Present the lines below again, exactly as they stand.

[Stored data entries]
##########

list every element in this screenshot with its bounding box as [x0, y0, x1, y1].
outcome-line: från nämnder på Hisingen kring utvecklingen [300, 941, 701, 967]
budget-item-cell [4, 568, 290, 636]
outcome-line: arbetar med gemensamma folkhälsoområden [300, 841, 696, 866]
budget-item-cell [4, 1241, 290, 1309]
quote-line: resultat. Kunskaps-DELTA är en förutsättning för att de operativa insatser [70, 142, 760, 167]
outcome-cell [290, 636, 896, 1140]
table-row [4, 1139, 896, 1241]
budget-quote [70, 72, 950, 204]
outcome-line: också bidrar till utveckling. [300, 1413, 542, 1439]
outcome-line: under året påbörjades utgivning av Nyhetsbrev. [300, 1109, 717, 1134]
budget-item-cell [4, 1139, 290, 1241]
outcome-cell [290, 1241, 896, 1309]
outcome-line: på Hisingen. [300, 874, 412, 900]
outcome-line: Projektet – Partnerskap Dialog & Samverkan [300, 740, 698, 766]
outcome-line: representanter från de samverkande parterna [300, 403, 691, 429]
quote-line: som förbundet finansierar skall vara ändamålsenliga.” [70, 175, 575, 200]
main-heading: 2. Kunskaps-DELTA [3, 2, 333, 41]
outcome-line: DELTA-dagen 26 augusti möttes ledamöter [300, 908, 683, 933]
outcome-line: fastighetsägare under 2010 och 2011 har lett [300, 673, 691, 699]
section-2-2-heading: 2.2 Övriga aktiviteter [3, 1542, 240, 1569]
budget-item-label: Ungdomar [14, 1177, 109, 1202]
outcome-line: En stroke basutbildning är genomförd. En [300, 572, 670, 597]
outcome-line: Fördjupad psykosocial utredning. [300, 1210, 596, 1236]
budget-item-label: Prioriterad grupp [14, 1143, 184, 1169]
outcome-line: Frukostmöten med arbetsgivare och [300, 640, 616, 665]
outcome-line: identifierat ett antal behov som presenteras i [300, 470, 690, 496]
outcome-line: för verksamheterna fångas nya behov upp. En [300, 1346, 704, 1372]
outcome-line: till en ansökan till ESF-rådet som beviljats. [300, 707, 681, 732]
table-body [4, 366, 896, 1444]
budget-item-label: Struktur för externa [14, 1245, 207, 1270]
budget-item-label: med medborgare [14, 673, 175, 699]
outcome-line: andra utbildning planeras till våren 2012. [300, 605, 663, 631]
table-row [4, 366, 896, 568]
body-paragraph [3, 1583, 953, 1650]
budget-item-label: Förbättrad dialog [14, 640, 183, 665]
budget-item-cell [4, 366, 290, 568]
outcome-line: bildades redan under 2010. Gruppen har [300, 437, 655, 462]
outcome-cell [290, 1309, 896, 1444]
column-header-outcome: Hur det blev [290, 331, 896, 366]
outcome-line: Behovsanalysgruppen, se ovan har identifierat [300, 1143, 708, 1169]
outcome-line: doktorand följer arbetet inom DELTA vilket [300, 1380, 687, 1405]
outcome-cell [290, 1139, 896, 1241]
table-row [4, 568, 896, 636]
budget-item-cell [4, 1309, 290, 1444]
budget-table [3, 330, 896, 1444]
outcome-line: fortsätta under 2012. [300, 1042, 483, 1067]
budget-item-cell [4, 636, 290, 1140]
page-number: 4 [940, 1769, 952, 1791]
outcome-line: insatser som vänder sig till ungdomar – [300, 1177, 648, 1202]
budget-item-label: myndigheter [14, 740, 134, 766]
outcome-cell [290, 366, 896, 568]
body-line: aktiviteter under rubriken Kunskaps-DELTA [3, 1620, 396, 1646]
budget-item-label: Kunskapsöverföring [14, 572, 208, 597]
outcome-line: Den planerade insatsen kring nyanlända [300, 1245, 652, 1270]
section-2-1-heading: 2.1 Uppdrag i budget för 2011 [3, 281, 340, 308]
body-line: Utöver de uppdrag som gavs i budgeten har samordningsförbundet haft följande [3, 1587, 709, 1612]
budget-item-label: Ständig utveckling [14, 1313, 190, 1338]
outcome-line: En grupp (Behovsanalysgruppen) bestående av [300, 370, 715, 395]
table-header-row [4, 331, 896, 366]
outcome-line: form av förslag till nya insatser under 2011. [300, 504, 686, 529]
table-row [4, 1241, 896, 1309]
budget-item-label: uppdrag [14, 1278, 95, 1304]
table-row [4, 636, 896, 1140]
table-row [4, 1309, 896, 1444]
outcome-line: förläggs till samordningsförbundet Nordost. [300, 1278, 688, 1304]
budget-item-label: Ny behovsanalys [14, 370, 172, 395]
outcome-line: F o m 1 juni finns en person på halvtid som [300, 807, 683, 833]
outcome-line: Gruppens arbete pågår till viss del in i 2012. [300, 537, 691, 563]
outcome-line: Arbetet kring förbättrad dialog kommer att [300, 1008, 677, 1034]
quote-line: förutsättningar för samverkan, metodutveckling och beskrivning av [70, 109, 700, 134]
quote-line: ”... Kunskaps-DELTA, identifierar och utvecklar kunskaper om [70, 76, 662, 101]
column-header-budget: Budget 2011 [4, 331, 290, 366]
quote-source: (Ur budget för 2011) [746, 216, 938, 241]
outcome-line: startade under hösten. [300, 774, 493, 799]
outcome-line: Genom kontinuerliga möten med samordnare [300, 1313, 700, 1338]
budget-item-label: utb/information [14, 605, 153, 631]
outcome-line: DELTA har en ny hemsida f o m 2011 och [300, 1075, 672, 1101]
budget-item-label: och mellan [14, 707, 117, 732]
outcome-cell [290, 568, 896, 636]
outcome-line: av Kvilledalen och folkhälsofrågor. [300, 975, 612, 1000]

##########

▸ **PROBLEM SOLUTION**
list every element in this screenshot with its bounding box as [x0, y0, x1, y1].
outcome-line: från nämnder på Hisingen kring utvecklingen [300, 941, 701, 967]
budget-item-cell [4, 568, 290, 636]
outcome-line: arbetar med gemensamma folkhälsoområden [300, 841, 696, 866]
budget-item-cell [4, 1241, 290, 1309]
quote-line: resultat. Kunskaps-DELTA är en förutsättning för att de operativa insatser [70, 142, 760, 167]
outcome-cell [290, 636, 896, 1140]
table-row [4, 1139, 896, 1241]
budget-quote [70, 72, 950, 204]
outcome-line: också bidrar till utveckling. [300, 1413, 542, 1439]
outcome-line: under året påbörjades utgivning av Nyhetsbrev. [300, 1109, 717, 1134]
budget-item-cell [4, 1139, 290, 1241]
outcome-cell [290, 1241, 896, 1309]
outcome-line: på Hisingen. [300, 874, 412, 900]
outcome-line: Projektet – Partnerskap Dialog & Samverkan [300, 740, 698, 766]
outcome-line: representanter från de samverkande parterna [300, 403, 691, 429]
quote-line: som förbundet finansierar skall vara ändamålsenliga.” [70, 175, 575, 200]
main-heading: 2. Kunskaps-DELTA [3, 2, 333, 41]
outcome-line: DELTA-dagen 26 augusti möttes ledamöter [300, 908, 683, 933]
outcome-line: fastighetsägare under 2010 och 2011 har lett [300, 673, 691, 699]
section-2-2-heading: 2.2 Övriga aktiviteter [3, 1542, 240, 1569]
budget-item-label: Ungdomar [14, 1177, 109, 1202]
outcome-line: En stroke basutbildning är genomförd. En [300, 572, 670, 597]
outcome-line: Fördjupad psykosocial utredning. [300, 1210, 596, 1236]
budget-item-label: Prioriterad grupp [14, 1143, 184, 1169]
outcome-line: Frukostmöten med arbetsgivare och [300, 640, 616, 665]
outcome-line: identifierat ett antal behov som presenteras i [300, 470, 690, 496]
outcome-line: för verksamheterna fångas nya behov upp. En [300, 1346, 704, 1372]
outcome-line: till en ansökan till ESF-rådet som beviljats. [300, 707, 681, 732]
table-body [4, 366, 896, 1444]
budget-item-label: Struktur för externa [14, 1245, 207, 1270]
budget-item-label: med medborgare [14, 673, 175, 699]
outcome-line: andra utbildning planeras till våren 2012. [300, 605, 663, 631]
table-row [4, 366, 896, 568]
body-paragraph [3, 1583, 953, 1650]
budget-item-label: Förbättrad dialog [14, 640, 183, 665]
budget-item-cell [4, 366, 290, 568]
outcome-line: bildades redan under 2010. Gruppen har [300, 437, 655, 462]
outcome-cell [290, 1309, 896, 1444]
column-header-outcome: Hur det blev [290, 331, 896, 366]
outcome-line: Behovsanalysgruppen, se ovan har identifierat [300, 1143, 708, 1169]
outcome-line: doktorand följer arbetet inom DELTA vilket [300, 1380, 687, 1405]
outcome-cell [290, 1139, 896, 1241]
table-row [4, 568, 896, 636]
budget-item-cell [4, 1309, 290, 1444]
budget-table [3, 330, 896, 1444]
outcome-line: fortsätta under 2012. [300, 1042, 483, 1067]
budget-item-cell [4, 636, 290, 1140]
page-number: 4 [940, 1769, 952, 1791]
outcome-line: insatser som vänder sig till ungdomar – [300, 1177, 648, 1202]
budget-item-label: myndigheter [14, 740, 134, 766]
outcome-cell [290, 366, 896, 568]
body-line: aktiviteter under rubriken Kunskaps-DELTA [3, 1620, 396, 1646]
budget-item-label: Kunskapsöverföring [14, 572, 208, 597]
outcome-line: Den planerade insatsen kring nyanlända [300, 1245, 652, 1270]
section-2-1-heading: 2.1 Uppdrag i budget för 2011 [3, 281, 340, 308]
body-line: Utöver de uppdrag som gavs i budgeten har samordningsförbundet haft följande [3, 1587, 709, 1612]
budget-item-label: Ständig utveckling [14, 1313, 190, 1338]
outcome-line: En grupp (Behovsanalysgruppen) bestående av [300, 370, 715, 395]
table-header-row [4, 331, 896, 366]
outcome-line: form av förslag till nya insatser under 2011. [300, 504, 686, 529]
table-row [4, 1241, 896, 1309]
budget-item-label: uppdrag [14, 1278, 95, 1304]
table-row [4, 636, 896, 1140]
table-row [4, 1309, 896, 1444]
outcome-line: förläggs till samordningsförbundet Nordost. [300, 1278, 688, 1304]
budget-item-label: Ny behovsanalys [14, 370, 172, 395]
outcome-line: F o m 1 juni finns en person på halvtid som [300, 807, 683, 833]
outcome-line: Gruppens arbete pågår till viss del in i 2012. [300, 537, 691, 563]
outcome-line: Arbetet kring förbättrad dialog kommer att [300, 1008, 677, 1034]
quote-line: förutsättningar för samverkan, metodutveckling och beskrivning av [70, 109, 700, 134]
quote-line: ”... Kunskaps-DELTA, identifierar och utvecklar kunskaper om [70, 76, 662, 101]
column-header-budget: Budget 2011 [4, 331, 290, 366]
quote-source: (Ur budget för 2011) [746, 216, 938, 241]
outcome-line: startade under hösten. [300, 774, 493, 799]
outcome-line: Genom kontinuerliga möten med samordnare [300, 1313, 700, 1338]
budget-item-label: utb/information [14, 605, 153, 631]
outcome-line: DELTA har en ny hemsida f o m 2011 och [300, 1075, 672, 1101]
budget-item-label: och mellan [14, 707, 117, 732]
outcome-cell [290, 568, 896, 636]
outcome-line: av Kvilledalen och folkhälsofrågor. [300, 975, 612, 1000]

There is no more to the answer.